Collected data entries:
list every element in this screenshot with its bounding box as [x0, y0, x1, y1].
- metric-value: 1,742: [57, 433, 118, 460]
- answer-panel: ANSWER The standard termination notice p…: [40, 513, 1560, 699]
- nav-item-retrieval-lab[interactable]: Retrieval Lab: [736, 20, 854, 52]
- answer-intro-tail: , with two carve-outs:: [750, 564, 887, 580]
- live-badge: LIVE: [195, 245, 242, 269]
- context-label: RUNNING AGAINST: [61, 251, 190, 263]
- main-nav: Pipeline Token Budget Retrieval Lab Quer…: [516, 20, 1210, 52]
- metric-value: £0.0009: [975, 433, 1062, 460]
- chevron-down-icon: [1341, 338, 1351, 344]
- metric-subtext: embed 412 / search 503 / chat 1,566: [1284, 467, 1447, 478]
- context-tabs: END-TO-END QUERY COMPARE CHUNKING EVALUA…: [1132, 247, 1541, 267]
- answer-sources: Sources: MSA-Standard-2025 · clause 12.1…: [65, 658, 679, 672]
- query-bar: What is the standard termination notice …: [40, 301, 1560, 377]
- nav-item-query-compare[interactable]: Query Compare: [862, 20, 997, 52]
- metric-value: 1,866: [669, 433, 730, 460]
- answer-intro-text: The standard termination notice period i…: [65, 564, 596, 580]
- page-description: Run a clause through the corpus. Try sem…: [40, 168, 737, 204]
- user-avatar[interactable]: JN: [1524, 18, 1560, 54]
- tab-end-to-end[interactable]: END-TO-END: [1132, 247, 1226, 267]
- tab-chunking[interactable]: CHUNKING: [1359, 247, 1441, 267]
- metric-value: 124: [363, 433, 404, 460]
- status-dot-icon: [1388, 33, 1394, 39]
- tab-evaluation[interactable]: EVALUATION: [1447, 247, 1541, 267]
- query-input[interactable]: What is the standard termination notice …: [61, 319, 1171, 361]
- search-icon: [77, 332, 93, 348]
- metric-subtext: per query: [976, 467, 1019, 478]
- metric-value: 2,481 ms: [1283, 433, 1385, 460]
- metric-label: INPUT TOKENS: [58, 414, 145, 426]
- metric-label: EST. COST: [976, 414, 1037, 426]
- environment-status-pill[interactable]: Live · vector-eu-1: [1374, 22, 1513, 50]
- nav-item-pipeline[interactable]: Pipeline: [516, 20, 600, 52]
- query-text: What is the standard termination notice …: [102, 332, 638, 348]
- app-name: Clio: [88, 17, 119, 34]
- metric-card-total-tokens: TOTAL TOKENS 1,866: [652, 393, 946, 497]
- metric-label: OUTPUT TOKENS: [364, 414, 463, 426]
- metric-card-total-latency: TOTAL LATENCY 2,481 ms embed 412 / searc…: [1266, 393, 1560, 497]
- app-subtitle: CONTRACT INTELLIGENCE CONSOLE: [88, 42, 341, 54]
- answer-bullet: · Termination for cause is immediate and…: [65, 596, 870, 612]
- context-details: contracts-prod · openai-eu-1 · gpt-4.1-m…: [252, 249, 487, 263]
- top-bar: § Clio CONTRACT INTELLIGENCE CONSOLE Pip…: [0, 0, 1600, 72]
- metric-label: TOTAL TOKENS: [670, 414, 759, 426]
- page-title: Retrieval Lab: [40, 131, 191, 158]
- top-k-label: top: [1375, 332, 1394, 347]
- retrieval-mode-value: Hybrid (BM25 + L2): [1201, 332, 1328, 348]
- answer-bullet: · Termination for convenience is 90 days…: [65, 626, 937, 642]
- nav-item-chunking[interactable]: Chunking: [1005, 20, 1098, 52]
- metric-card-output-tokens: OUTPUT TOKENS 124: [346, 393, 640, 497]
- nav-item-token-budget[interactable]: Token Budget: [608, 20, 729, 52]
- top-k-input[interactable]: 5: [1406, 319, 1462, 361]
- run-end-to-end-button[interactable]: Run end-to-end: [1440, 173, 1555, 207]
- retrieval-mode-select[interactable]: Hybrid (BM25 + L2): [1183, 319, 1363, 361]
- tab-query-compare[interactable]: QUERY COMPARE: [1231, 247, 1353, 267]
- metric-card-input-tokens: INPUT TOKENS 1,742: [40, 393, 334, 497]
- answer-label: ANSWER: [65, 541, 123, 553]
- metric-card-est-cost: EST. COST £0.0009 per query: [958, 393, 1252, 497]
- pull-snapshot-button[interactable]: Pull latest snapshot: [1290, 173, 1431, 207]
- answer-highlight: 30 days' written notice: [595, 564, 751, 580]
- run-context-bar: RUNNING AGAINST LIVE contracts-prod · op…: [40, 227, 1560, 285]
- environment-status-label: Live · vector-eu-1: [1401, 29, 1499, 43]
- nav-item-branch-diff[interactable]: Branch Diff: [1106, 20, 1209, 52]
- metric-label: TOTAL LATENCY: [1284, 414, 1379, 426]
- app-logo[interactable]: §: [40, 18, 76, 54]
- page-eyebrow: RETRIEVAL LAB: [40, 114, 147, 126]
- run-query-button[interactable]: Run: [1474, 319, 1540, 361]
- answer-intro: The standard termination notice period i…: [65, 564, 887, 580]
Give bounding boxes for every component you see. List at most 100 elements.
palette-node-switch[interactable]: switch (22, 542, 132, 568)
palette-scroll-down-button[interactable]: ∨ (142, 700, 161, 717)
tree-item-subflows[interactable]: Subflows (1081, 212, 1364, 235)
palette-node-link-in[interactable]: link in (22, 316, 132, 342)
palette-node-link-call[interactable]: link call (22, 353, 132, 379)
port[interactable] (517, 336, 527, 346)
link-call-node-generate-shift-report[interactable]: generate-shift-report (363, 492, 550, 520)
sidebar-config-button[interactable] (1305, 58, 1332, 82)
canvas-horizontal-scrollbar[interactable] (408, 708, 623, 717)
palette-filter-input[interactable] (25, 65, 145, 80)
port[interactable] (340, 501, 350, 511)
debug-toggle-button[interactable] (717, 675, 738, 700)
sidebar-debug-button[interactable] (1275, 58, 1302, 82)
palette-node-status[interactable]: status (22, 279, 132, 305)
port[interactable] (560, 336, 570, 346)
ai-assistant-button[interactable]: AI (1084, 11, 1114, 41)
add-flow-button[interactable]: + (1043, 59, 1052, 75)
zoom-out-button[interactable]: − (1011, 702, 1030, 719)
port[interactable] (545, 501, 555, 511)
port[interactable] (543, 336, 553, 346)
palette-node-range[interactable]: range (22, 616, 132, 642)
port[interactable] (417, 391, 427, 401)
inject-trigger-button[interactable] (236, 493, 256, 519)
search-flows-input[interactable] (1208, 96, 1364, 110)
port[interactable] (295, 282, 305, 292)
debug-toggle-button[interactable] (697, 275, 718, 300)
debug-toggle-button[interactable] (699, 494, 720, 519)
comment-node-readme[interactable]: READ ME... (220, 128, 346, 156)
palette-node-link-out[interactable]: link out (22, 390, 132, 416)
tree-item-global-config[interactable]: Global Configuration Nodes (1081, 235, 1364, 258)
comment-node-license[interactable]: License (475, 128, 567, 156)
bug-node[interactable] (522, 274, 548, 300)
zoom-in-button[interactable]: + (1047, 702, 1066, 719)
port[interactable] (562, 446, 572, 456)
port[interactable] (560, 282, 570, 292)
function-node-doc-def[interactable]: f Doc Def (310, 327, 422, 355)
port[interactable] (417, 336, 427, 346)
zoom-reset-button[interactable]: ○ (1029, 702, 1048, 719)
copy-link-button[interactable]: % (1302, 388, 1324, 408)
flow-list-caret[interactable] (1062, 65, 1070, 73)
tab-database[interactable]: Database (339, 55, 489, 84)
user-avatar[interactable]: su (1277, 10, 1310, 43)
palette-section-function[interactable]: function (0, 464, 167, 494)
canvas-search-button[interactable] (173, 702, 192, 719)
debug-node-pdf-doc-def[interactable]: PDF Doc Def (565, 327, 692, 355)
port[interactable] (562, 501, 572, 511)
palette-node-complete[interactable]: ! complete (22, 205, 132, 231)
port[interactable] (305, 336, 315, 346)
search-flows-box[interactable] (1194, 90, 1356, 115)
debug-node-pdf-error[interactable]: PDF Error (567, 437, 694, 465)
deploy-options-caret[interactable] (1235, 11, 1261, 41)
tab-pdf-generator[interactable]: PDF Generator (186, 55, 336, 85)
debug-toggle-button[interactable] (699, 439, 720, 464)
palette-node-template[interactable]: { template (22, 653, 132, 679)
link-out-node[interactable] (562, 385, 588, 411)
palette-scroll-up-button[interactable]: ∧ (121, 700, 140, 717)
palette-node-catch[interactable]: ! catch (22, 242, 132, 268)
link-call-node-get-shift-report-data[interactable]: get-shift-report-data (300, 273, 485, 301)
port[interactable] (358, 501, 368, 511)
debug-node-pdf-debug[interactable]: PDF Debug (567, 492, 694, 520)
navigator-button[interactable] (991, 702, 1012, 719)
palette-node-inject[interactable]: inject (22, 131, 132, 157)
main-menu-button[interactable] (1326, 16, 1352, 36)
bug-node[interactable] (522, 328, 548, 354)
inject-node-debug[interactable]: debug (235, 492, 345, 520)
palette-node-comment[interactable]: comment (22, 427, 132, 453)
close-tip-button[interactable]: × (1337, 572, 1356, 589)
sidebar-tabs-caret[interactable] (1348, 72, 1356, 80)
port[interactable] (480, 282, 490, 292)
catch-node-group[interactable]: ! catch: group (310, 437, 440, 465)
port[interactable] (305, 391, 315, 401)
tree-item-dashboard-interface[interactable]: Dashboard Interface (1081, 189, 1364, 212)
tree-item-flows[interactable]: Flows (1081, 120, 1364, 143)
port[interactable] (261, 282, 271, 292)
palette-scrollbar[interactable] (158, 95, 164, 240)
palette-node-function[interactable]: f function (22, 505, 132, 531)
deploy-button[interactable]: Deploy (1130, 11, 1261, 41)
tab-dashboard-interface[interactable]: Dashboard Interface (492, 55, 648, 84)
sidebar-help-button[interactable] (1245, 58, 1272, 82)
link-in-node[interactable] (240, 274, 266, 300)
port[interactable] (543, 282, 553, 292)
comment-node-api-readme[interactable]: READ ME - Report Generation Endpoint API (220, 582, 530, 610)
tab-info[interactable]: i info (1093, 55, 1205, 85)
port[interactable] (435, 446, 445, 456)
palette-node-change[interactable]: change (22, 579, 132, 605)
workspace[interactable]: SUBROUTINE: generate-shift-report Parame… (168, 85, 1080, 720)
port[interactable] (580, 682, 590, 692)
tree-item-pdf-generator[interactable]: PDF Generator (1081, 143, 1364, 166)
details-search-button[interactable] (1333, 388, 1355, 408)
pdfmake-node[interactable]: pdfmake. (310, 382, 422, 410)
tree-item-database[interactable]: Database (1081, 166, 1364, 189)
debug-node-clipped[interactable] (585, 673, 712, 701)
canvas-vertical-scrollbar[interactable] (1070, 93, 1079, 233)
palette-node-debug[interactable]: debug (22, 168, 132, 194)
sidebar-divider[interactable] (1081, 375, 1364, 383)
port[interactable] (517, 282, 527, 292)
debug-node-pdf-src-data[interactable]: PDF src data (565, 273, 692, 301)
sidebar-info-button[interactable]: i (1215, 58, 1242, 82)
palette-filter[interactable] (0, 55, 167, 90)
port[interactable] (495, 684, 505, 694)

• _Task to complete_:
Reproduce the lines verbatim from the start of the entries through the line containing "- nav-item-retrieval-lab[interactable]: Retrieval", including both ends.

• _Exercise output_:
list every element in this screenshot with its bounding box as [x0, y0, x1, y1].
- metric-value: 1,742: [57, 433, 118, 460]
- answer-panel: ANSWER The standard termination notice p…: [40, 513, 1560, 699]
- nav-item-retrieval-lab[interactable]: Retrieval Lab: [736, 20, 854, 52]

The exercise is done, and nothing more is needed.